> [TASK REQUIREMENTS] Copy whichever lines contain the string "neue".

> [ITEMS]
====================

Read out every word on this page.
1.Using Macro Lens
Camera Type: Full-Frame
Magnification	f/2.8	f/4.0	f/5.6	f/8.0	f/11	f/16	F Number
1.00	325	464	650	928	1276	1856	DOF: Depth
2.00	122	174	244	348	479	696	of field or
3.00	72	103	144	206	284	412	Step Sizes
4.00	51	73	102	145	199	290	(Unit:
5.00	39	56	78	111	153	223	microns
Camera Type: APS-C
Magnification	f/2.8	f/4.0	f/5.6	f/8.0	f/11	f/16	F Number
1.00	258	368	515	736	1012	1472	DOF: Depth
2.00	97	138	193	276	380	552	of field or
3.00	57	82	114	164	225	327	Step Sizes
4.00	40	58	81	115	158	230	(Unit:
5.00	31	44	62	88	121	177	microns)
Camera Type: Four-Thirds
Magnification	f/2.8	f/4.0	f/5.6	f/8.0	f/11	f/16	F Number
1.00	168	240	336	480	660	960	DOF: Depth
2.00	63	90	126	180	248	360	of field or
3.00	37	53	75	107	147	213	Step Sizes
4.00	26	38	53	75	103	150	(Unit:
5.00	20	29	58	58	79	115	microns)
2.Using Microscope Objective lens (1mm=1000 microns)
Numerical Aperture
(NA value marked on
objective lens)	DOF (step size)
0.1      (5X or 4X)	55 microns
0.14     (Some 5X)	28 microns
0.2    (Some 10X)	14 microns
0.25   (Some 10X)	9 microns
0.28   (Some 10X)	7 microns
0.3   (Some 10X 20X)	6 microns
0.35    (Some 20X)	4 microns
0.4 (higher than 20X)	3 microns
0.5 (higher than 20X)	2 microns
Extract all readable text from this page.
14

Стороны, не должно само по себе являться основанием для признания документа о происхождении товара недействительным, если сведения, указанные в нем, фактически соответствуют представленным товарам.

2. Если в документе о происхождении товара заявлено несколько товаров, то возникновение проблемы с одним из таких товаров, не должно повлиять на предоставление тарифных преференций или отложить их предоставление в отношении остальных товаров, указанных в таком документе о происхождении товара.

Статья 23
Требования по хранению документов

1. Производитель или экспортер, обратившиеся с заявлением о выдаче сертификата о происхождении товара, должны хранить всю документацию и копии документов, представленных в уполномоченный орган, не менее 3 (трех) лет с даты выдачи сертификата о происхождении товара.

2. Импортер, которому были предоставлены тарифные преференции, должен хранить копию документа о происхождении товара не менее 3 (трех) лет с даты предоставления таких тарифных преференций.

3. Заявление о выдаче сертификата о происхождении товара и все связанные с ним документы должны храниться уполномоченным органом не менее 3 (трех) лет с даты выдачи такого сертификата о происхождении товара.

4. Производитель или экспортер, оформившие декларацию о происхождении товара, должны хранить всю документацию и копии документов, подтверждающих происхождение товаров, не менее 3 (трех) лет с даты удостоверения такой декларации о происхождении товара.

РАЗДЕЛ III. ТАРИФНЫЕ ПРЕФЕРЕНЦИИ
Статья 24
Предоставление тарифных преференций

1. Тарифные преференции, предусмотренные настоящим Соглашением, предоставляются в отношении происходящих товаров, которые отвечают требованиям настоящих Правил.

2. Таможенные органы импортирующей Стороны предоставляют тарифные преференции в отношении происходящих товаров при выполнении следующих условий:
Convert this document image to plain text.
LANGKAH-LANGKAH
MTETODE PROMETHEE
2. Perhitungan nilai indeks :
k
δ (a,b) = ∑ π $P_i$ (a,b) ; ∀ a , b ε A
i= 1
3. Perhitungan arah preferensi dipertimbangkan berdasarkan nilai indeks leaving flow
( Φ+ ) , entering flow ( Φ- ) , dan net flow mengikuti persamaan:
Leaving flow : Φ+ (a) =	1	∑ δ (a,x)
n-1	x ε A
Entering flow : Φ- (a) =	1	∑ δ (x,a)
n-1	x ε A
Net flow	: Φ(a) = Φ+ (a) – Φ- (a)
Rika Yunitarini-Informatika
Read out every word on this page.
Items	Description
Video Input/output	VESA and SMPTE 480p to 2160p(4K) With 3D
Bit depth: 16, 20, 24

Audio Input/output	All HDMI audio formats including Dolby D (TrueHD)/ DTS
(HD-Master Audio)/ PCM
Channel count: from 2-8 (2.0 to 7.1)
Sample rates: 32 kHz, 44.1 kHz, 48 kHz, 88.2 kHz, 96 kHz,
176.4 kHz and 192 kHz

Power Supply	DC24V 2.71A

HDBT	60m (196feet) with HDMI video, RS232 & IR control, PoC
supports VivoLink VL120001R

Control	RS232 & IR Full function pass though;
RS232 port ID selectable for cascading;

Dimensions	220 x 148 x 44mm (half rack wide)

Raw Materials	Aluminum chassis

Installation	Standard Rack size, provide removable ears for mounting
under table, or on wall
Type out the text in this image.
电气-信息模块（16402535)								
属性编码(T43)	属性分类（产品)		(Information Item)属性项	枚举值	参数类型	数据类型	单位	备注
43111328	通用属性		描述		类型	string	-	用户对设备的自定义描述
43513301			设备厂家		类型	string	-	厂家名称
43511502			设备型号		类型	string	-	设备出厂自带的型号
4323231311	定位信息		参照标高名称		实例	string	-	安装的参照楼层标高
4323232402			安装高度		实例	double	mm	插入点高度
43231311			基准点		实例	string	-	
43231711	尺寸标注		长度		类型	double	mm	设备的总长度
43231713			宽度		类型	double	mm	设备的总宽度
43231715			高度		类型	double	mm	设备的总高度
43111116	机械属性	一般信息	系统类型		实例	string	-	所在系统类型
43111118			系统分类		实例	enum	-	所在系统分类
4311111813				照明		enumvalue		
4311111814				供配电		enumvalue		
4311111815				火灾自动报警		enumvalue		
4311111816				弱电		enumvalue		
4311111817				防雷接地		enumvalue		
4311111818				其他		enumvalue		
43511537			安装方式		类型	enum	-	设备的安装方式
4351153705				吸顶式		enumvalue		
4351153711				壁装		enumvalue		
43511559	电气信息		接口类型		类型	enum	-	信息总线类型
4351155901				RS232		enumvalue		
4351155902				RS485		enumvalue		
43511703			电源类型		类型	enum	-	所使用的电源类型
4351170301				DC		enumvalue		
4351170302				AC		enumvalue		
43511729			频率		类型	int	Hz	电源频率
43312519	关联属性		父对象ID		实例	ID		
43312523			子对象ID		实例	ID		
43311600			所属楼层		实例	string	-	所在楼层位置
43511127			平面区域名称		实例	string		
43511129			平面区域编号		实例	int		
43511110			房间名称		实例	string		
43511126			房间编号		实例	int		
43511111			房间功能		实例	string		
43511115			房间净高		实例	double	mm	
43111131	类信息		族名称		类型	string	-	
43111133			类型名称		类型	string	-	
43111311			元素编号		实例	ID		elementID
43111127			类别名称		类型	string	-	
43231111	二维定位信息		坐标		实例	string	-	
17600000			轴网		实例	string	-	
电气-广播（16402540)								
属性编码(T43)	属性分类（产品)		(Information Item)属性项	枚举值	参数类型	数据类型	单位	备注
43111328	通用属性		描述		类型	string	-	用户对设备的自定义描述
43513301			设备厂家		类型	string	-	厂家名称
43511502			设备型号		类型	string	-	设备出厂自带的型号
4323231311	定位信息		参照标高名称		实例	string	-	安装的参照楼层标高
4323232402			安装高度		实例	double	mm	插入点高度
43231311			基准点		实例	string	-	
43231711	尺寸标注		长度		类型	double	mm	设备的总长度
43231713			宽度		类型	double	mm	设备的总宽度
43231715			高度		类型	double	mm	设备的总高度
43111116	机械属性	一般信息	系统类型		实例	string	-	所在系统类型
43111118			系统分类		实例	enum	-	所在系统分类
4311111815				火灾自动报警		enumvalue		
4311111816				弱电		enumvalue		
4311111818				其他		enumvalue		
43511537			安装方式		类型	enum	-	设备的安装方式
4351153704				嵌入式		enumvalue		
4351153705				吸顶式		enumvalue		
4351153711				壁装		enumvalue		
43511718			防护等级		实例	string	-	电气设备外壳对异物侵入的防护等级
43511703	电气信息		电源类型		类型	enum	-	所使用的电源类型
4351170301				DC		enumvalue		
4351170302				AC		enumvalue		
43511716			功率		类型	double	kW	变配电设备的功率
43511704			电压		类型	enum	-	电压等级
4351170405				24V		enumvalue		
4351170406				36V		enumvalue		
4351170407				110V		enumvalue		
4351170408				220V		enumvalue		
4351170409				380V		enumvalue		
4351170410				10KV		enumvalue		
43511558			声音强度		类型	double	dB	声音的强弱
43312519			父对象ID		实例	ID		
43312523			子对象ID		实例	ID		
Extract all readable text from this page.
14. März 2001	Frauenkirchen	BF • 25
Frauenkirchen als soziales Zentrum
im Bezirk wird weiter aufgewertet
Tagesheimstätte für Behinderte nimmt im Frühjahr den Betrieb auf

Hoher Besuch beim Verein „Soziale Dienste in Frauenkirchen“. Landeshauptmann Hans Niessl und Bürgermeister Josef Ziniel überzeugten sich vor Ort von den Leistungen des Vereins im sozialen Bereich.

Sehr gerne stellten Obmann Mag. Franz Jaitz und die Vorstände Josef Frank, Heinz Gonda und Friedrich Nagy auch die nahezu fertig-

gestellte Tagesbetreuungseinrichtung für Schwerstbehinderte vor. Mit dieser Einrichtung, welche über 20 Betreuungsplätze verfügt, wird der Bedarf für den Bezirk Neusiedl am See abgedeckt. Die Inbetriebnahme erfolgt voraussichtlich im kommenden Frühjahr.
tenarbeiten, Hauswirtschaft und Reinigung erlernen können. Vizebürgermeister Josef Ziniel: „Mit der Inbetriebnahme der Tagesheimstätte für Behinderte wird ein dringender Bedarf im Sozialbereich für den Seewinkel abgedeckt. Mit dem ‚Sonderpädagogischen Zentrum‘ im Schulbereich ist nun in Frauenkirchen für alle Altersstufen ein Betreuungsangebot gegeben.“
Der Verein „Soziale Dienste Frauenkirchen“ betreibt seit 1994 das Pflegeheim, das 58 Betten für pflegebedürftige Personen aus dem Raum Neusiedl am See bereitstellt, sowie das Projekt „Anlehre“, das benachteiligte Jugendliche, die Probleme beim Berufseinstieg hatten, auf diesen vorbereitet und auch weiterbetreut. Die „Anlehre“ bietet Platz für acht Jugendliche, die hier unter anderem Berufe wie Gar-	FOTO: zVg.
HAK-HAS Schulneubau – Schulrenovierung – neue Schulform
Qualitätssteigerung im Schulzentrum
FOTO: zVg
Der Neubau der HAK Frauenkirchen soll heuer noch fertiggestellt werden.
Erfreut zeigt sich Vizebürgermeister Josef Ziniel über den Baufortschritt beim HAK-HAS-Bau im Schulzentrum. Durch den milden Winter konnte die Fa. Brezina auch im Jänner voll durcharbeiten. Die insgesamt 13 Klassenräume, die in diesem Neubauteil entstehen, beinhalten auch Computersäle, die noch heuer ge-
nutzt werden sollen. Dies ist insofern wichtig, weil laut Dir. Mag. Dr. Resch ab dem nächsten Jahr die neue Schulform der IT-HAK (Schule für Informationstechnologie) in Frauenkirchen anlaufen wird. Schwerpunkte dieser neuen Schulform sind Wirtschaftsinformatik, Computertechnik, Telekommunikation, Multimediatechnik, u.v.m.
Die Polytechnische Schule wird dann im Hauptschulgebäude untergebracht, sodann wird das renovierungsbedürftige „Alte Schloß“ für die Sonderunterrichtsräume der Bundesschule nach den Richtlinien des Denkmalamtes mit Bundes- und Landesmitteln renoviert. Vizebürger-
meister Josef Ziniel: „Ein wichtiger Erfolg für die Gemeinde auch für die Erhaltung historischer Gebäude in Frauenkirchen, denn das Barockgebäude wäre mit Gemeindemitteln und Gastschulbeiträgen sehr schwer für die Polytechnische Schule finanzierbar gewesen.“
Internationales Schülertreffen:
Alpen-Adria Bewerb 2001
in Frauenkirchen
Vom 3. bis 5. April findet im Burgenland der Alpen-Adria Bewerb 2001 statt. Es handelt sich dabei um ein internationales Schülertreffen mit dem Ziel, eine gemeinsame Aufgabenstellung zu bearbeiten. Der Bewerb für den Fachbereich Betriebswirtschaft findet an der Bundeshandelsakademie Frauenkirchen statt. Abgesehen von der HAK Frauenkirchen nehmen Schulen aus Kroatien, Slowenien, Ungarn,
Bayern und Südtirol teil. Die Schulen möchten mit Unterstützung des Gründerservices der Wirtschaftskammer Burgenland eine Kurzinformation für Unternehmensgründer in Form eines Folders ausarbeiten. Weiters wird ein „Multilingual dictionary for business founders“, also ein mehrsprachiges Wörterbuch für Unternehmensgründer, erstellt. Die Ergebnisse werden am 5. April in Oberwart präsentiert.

====================

> [EXERCISE OUTPUT]
HAK-HAS Schulneubau – Schulrenovierung – neue Schulform
nutzt werden sollen. Dies ist insofern wichtig, weil laut Dir. Mag. Dr. Resch ab dem nächsten Jahr die neue Schulform der IT-HAK (Schule für Informationstechnologie) in Frauenkirchen anlaufen wird. Schwerpunkte dieser neuen Schulform sind Wirtschaftsinformatik, Computertechnik, Telekommunikation, Multimediatechnik, u.v.m.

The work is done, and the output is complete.